GIVEN INSTRUCTION: Retype each record shown below, leaving every character as it is.

DATA LINES:
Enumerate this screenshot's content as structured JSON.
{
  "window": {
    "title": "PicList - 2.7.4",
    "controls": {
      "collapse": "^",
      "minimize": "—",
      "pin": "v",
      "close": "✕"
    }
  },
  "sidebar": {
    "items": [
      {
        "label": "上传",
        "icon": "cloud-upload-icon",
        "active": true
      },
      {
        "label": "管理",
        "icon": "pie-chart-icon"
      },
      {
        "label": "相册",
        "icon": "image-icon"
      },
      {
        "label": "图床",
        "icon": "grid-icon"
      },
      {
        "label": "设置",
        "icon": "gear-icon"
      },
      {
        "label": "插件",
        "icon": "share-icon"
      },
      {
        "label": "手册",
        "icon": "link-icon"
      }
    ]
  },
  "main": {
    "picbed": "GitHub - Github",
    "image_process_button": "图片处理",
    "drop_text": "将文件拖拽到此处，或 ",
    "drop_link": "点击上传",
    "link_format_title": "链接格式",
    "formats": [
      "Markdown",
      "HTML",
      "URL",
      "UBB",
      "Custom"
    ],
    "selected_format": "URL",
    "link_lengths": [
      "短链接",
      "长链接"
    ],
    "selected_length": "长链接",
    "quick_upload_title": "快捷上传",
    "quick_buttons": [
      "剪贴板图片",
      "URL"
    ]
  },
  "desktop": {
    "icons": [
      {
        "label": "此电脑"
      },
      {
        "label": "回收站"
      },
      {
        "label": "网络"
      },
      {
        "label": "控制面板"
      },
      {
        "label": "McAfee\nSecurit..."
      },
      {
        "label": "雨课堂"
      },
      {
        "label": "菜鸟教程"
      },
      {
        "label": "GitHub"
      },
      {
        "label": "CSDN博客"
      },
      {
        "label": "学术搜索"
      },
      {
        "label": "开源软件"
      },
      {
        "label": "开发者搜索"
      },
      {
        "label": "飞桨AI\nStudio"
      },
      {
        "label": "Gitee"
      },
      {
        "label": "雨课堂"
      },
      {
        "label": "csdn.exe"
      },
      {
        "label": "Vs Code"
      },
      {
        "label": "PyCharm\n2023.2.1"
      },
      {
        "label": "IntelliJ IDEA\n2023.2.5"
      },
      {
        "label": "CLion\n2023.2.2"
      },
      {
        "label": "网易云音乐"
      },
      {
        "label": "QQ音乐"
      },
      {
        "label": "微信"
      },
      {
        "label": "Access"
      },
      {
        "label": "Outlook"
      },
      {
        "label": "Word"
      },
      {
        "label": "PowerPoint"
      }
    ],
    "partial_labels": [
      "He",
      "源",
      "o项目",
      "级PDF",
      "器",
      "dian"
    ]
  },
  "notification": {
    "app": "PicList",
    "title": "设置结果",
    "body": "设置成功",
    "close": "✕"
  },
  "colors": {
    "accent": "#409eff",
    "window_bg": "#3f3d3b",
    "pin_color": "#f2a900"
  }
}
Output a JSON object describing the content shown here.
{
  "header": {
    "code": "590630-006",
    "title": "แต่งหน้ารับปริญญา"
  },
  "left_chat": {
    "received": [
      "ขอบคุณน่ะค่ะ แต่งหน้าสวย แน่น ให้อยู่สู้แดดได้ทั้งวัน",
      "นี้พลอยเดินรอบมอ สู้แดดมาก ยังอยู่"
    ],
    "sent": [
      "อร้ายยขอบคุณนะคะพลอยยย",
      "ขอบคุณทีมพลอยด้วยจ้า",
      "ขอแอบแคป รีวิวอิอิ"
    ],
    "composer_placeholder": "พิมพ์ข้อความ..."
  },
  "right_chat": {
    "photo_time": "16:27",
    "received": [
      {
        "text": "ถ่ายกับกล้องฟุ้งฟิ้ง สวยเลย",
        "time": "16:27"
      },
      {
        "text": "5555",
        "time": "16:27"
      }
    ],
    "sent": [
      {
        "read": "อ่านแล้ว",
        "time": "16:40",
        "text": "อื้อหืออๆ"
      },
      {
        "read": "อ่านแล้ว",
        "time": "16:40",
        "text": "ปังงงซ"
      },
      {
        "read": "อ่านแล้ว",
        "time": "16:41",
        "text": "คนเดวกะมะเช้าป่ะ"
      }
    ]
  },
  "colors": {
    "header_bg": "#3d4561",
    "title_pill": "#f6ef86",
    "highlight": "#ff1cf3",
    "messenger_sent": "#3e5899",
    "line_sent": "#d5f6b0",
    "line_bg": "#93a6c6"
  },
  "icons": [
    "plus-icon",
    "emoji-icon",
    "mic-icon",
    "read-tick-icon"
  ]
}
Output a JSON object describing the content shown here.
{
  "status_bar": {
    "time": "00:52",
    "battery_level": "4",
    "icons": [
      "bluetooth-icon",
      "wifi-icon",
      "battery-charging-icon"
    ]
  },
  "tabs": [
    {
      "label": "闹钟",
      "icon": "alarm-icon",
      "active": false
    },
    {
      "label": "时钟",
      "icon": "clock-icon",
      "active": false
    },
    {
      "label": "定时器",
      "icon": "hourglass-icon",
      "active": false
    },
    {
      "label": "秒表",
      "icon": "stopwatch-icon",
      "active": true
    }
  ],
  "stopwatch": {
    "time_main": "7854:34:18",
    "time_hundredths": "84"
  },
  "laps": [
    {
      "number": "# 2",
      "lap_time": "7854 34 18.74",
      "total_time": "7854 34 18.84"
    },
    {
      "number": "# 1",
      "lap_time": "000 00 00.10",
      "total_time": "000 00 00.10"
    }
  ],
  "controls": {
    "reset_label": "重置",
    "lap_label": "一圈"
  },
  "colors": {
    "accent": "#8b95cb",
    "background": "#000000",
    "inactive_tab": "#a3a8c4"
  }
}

EXPECTED ANSWER:
Enumerate this screenshot's content as structured JSON.
{
  "window": {
    "title": "PicList - 2.7.4",
    "controls": {
      "collapse": "^",
      "minimize": "—",
      "pin": "v",
      "close": "✕"
    }
  },
  "sidebar": {
    "items": [
      {
        "label": "上传",
        "icon": "cloud-upload-icon",
        "active": true
      },
      {
        "label": "管理",
        "icon": "pie-chart-icon"
      },
      {
        "label": "相册",
        "icon": "image-icon"
      },
      {
        "label": "图床",
        "icon": "grid-icon"
      },
      {
        "label": "设置",
        "icon": "gear-icon"
      },
      {
        "label": "插件",
        "icon": "share-icon"
      },
      {
        "label": "手册",
        "icon": "link-icon"
      }
    ]
  },
  "main": {
    "picbed": "GitHub - Github",
    "image_process_button": "图片处理",
    "drop_text": "将文件拖拽到此处，或 ",
    "drop_link": "点击上传",
    "link_format_title": "链接格式",
    "formats": [
      "Markdown",
      "HTML",
      "URL",
      "UBB",
      "Custom"
    ],
    "selected_format": "URL",
    "link_lengths": [
      "短链接",
      "长链接"
    ],
    "selected_length": "长链接",
    "quick_upload_title": "快捷上传",
    "quick_buttons": [
      "剪贴板图片",
      "URL"
    ]
  },
  "desktop": {
    "icons": [
      {
        "label": "此电脑"
      },
      {
        "label": "回收站"
      },
      {
        "label": "网络"
      },
      {
        "label": "控制面板"
      },
      {
        "label": "McAfee\nSecurit..."
      },
      {
        "label": "雨课堂"
      },
      {
        "label": "菜鸟教程"
      },
      {
        "label": "GitHub"
      },
      {
        "label": "CSDN博客"
      },
      {
        "label": "学术搜索"
      },
      {
        "label": "开源软件"
      },
      {
        "label": "开发者搜索"
      },
      {
        "label": "飞桨AI\nStudio"
      },
      {
        "label": "Gitee"
      },
      {
        "label": "雨课堂"
      },
      {
        "label": "csdn.exe"
      },
      {
        "label": "Vs Code"
      },
      {
        "label": "PyCharm\n2023.2.1"
      },
      {
        "label": "IntelliJ IDEA\n2023.2.5"
      },
      {
        "label": "CLion\n2023.2.2"
      },
      {
        "label": "网易云音乐"
      },
      {
        "label": "QQ音乐"
      },
      {
        "label": "微信"
      },
      {
        "label": "Access"
      },
      {
        "label": "Outlook"
      },
      {
        "label": "Word"
      },
      {
        "label": "PowerPoint"
      }
    ],
    "partial_labels": [
      "He",
      "源",
      "o项目",
      "级PDF",
      "器",
      "dian"
    ]
  },
  "notification": {
    "app": "PicList",
    "title": "设置结果",
    "body": "设置成功",
    "close": "✕"
  },
  "colors": {
    "accent": "#409eff",
    "window_bg": "#3f3d3b",
    "pin_color": "#f2a900"
  }
}
Output a JSON object describing the content shown here.
{
  "header": {
    "code": "590630-006",
    "title": "แต่งหน้ารับปริญญา"
  },
  "left_chat": {
    "received": [
      "ขอบคุณน่ะค่ะ แต่งหน้าสวย แน่น ให้อยู่สู้แดดได้ทั้งวัน",
      "นี้พลอยเดินรอบมอ สู้แดดมาก ยังอยู่"
    ],
    "sent": [
      "อร้ายยขอบคุณนะคะพลอยยย",
      "ขอบคุณทีมพลอยด้วยจ้า",
      "ขอแอบแคป รีวิวอิอิ"
    ],
    "composer_placeholder": "พิมพ์ข้อความ..."
  },
  "right_chat": {
    "photo_time": "16:27",
    "received": [
      {
        "text": "ถ่ายกับกล้องฟุ้งฟิ้ง สวยเลย",
        "time": "16:27"
      },
      {
        "text": "5555",
        "time": "16:27"
      }
    ],
    "sent": [
      {
        "read": "อ่านแล้ว",
        "time": "16:40",
        "text": "อื้อหืออๆ"
      },
      {
        "read": "อ่านแล้ว",
        "time": "16:40",
        "text": "ปังงงซ"
      },
      {
        "read": "อ่านแล้ว",
        "time": "16:41",
        "text": "คนเดวกะมะเช้าป่ะ"
      }
    ]
  },
  "colors": {
    "header_bg": "#3d4561",
    "title_pill": "#f6ef86",
    "highlight": "#ff1cf3",
    "messenger_sent": "#3e5899",
    "line_sent": "#d5f6b0",
    "line_bg": "#93a6c6"
  },
  "icons": [
    "plus-icon",
    "emoji-icon",
    "mic-icon",
    "read-tick-icon"
  ]
}
Output a JSON object describing the content shown here.
{
  "status_bar": {
    "time": "00:52",
    "battery_level": "4",
    "icons": [
      "bluetooth-icon",
      "wifi-icon",
      "battery-charging-icon"
    ]
  },
  "tabs": [
    {
      "label": "闹钟",
      "icon": "alarm-icon",
      "active": false
    },
    {
      "label": "时钟",
      "icon": "clock-icon",
      "active": false
    },
    {
      "label": "定时器",
      "icon": "hourglass-icon",
      "active": false
    },
    {
      "label": "秒表",
      "icon": "stopwatch-icon",
      "active": true
    }
  ],
  "stopwatch": {
    "time_main": "7854:34:18",
    "time_hundredths": "84"
  },
  "laps": [
    {
      "number": "# 2",
      "lap_time": "7854 34 18.74",
      "total_time": "7854 34 18.84"
    },
    {
      "number": "# 1",
      "lap_time": "000 00 00.10",
      "total_time": "000 00 00.10"
    }
  ],
  "controls": {
    "reset_label": "重置",
    "lap_label": "一圈"
  },
  "colors": {
    "accent": "#8b95cb",
    "background": "#000000",
    "inactive_tab": "#a3a8c4"
  }
}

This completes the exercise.